### Exercise brief
Retype all material exactly. Pictures stay out of the copy.

### Records shown
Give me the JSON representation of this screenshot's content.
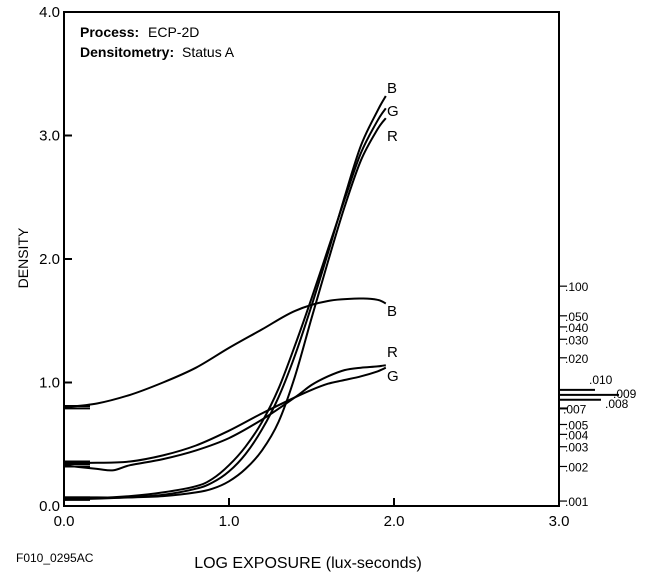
{
  "chart_data": {
    "type": "line",
    "info": {
      "process_label": "Process:",
      "process_value": "ECP-2D",
      "densitometry_label": "Densitometry:",
      "densitometry_value": "Status A"
    },
    "xlabel": "LOG EXPOSURE (lux-seconds)",
    "ylabel": "DENSITY",
    "xlim": [
      0,
      3
    ],
    "ylim": [
      0,
      4
    ],
    "x_ticks": [
      0,
      1,
      2,
      3
    ],
    "x_tick_labels": [
      "0.0",
      "1.0",
      "2.0",
      "3.0"
    ],
    "y_ticks": [
      0,
      1,
      2,
      3,
      4
    ],
    "y_tick_labels": [
      "0.0",
      "1.0",
      "2.0",
      "3.0",
      "4.0"
    ],
    "figure_id": "F010_0295AC",
    "series": [
      {
        "name": "B",
        "group": "upper",
        "x": [
          0,
          0.2,
          0.4,
          0.6,
          0.8,
          0.9,
          1.0,
          1.1,
          1.2,
          1.3,
          1.4,
          1.5,
          1.6,
          1.7,
          1.8,
          1.9,
          1.95
        ],
        "y": [
          0.05,
          0.06,
          0.07,
          0.09,
          0.14,
          0.19,
          0.28,
          0.42,
          0.62,
          0.88,
          1.22,
          1.62,
          2.05,
          2.5,
          2.92,
          3.2,
          3.32
        ]
      },
      {
        "name": "G",
        "group": "upper",
        "x": [
          0,
          0.2,
          0.4,
          0.6,
          0.8,
          0.9,
          1.0,
          1.1,
          1.2,
          1.3,
          1.4,
          1.5,
          1.6,
          1.7,
          1.8,
          1.9,
          1.95
        ],
        "y": [
          0.06,
          0.065,
          0.08,
          0.11,
          0.16,
          0.22,
          0.33,
          0.48,
          0.68,
          0.95,
          1.3,
          1.68,
          2.08,
          2.48,
          2.86,
          3.12,
          3.22
        ]
      },
      {
        "name": "R",
        "group": "upper",
        "x": [
          0,
          0.2,
          0.4,
          0.6,
          0.8,
          0.9,
          1.0,
          1.1,
          1.2,
          1.3,
          1.4,
          1.5,
          1.6,
          1.7,
          1.8,
          1.9,
          1.95
        ],
        "y": [
          0.07,
          0.07,
          0.07,
          0.08,
          0.11,
          0.14,
          0.2,
          0.3,
          0.45,
          0.68,
          1.05,
          1.52,
          1.98,
          2.42,
          2.8,
          3.05,
          3.14
        ]
      },
      {
        "name": "B",
        "group": "lower",
        "x": [
          0,
          0.2,
          0.4,
          0.6,
          0.8,
          1.0,
          1.2,
          1.4,
          1.6,
          1.8,
          1.9,
          1.95
        ],
        "y": [
          0.8,
          0.83,
          0.9,
          1.0,
          1.12,
          1.28,
          1.43,
          1.58,
          1.66,
          1.68,
          1.67,
          1.64
        ]
      },
      {
        "name": "R",
        "group": "lower",
        "x": [
          0,
          0.2,
          0.3,
          0.4,
          0.6,
          0.8,
          1.0,
          1.2,
          1.4,
          1.5,
          1.6,
          1.7,
          1.8,
          1.9,
          1.95
        ],
        "y": [
          0.33,
          0.3,
          0.29,
          0.33,
          0.38,
          0.45,
          0.55,
          0.7,
          0.88,
          0.98,
          1.05,
          1.1,
          1.12,
          1.13,
          1.14
        ]
      },
      {
        "name": "G",
        "group": "lower",
        "x": [
          0,
          0.2,
          0.4,
          0.6,
          0.8,
          1.0,
          1.2,
          1.4,
          1.5,
          1.6,
          1.7,
          1.8,
          1.9,
          1.95
        ],
        "y": [
          0.35,
          0.35,
          0.36,
          0.41,
          0.49,
          0.61,
          0.75,
          0.88,
          0.94,
          0.99,
          1.02,
          1.05,
          1.09,
          1.12
        ]
      }
    ],
    "right_scale": {
      "ticks": [
        {
          "label": ".100",
          "density": 1.78
        },
        {
          "label": ".050",
          "density": 1.54
        },
        {
          "label": ".040",
          "density": 1.45
        },
        {
          "label": ".030",
          "density": 1.35
        },
        {
          "label": ".020",
          "density": 1.2
        },
        {
          "label": ".010",
          "density": 0.94
        },
        {
          "label": ".009",
          "density": 0.9
        },
        {
          "label": ".008",
          "density": 0.86
        },
        {
          "label": ".007",
          "density": 0.79
        },
        {
          "label": ".005",
          "density": 0.66
        },
        {
          "label": ".004",
          "density": 0.58
        },
        {
          "label": ".003",
          "density": 0.48
        },
        {
          "label": ".002",
          "density": 0.32
        },
        {
          "label": ".001",
          "density": 0.04
        }
      ]
    },
    "grid": false,
    "legend": "none"
  }
}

### Solution for this problem
Give me the JSON representation of this screenshot's content.
{
  "chart_data": {
    "type": "line",
    "info": {
      "process_label": "Process:",
      "process_value": "ECP-2D",
      "densitometry_label": "Densitometry:",
      "densitometry_value": "Status A"
    },
    "xlabel": "LOG EXPOSURE (lux-seconds)",
    "ylabel": "DENSITY",
    "xlim": [
      0,
      3
    ],
    "ylim": [
      0,
      4
    ],
    "x_ticks": [
      0,
      1,
      2,
      3
    ],
    "x_tick_labels": [
      "0.0",
      "1.0",
      "2.0",
      "3.0"
    ],
    "y_ticks": [
      0,
      1,
      2,
      3,
      4
    ],
    "y_tick_labels": [
      "0.0",
      "1.0",
      "2.0",
      "3.0",
      "4.0"
    ],
    "figure_id": "F010_0295AC",
    "series": [
      {
        "name": "B",
        "group": "upper",
        "x": [
          0,
          0.2,
          0.4,
          0.6,
          0.8,
          0.9,
          1.0,
          1.1,
          1.2,
          1.3,
          1.4,
          1.5,
          1.6,
          1.7,
          1.8,
          1.9,
          1.95
        ],
        "y": [
          0.05,
          0.06,
          0.07,
          0.09,
          0.14,
          0.19,
          0.28,
          0.42,
          0.62,
          0.88,
          1.22,
          1.62,
          2.05,
          2.5,
          2.92,
          3.2,
          3.32
        ]
      },
      {
        "name": "G",
        "group": "upper",
        "x": [
          0,
          0.2,
          0.4,
          0.6,
          0.8,
          0.9,
          1.0,
          1.1,
          1.2,
          1.3,
          1.4,
          1.5,
          1.6,
          1.7,
          1.8,
          1.9,
          1.95
        ],
        "y": [
          0.06,
          0.065,
          0.08,
          0.11,
          0.16,
          0.22,
          0.33,
          0.48,
          0.68,
          0.95,
          1.3,
          1.68,
          2.08,
          2.48,
          2.86,
          3.12,
          3.22
        ]
      },
      {
        "name": "R",
        "group": "upper",
        "x": [
          0,
          0.2,
          0.4,
          0.6,
          0.8,
          0.9,
          1.0,
          1.1,
          1.2,
          1.3,
          1.4,
          1.5,
          1.6,
          1.7,
          1.8,
          1.9,
          1.95
        ],
        "y": [
          0.07,
          0.07,
          0.07,
          0.08,
          0.11,
          0.14,
          0.2,
          0.3,
          0.45,
          0.68,
          1.05,
          1.52,
          1.98,
          2.42,
          2.8,
          3.05,
          3.14
        ]
      },
      {
        "name": "B",
        "group": "lower",
        "x": [
          0,
          0.2,
          0.4,
          0.6,
          0.8,
          1.0,
          1.2,
          1.4,
          1.6,
          1.8,
          1.9,
          1.95
        ],
        "y": [
          0.8,
          0.83,
          0.9,
          1.0,
          1.12,
          1.28,
          1.43,
          1.58,
          1.66,
          1.68,
          1.67,
          1.64
        ]
      },
      {
        "name": "R",
        "group": "lower",
        "x": [
          0,
          0.2,
          0.3,
          0.4,
          0.6,
          0.8,
          1.0,
          1.2,
          1.4,
          1.5,
          1.6,
          1.7,
          1.8,
          1.9,
          1.95
        ],
        "y": [
          0.33,
          0.3,
          0.29,
          0.33,
          0.38,
          0.45,
          0.55,
          0.7,
          0.88,
          0.98,
          1.05,
          1.1,
          1.12,
          1.13,
          1.14
        ]
      },
      {
        "name": "G",
        "group": "lower",
        "x": [
          0,
          0.2,
          0.4,
          0.6,
          0.8,
          1.0,
          1.2,
          1.4,
          1.5,
          1.6,
          1.7,
          1.8,
          1.9,
          1.95
        ],
        "y": [
          0.35,
          0.35,
          0.36,
          0.41,
          0.49,
          0.61,
          0.75,
          0.88,
          0.94,
          0.99,
          1.02,
          1.05,
          1.09,
          1.12
        ]
      }
    ],
    "right_scale": {
      "ticks": [
        {
          "label": ".100",
          "density": 1.78
        },
        {
          "label": ".050",
          "density": 1.54
        },
        {
          "label": ".040",
          "density": 1.45
        },
        {
          "label": ".030",
          "density": 1.35
        },
        {
          "label": ".020",
          "density": 1.2
        },
        {
          "label": ".010",
          "density": 0.94
        },
        {
          "label": ".009",
          "density": 0.9
        },
        {
          "label": ".008",
          "density": 0.86
        },
        {
          "label": ".007",
          "density": 0.79
        },
        {
          "label": ".005",
          "density": 0.66
        },
        {
          "label": ".004",
          "density": 0.58
        },
        {
          "label": ".003",
          "density": 0.48
        },
        {
          "label": ".002",
          "density": 0.32
        },
        {
          "label": ".001",
          "density": 0.04
        }
      ]
    },
    "grid": false,
    "legend": "none"
  }
}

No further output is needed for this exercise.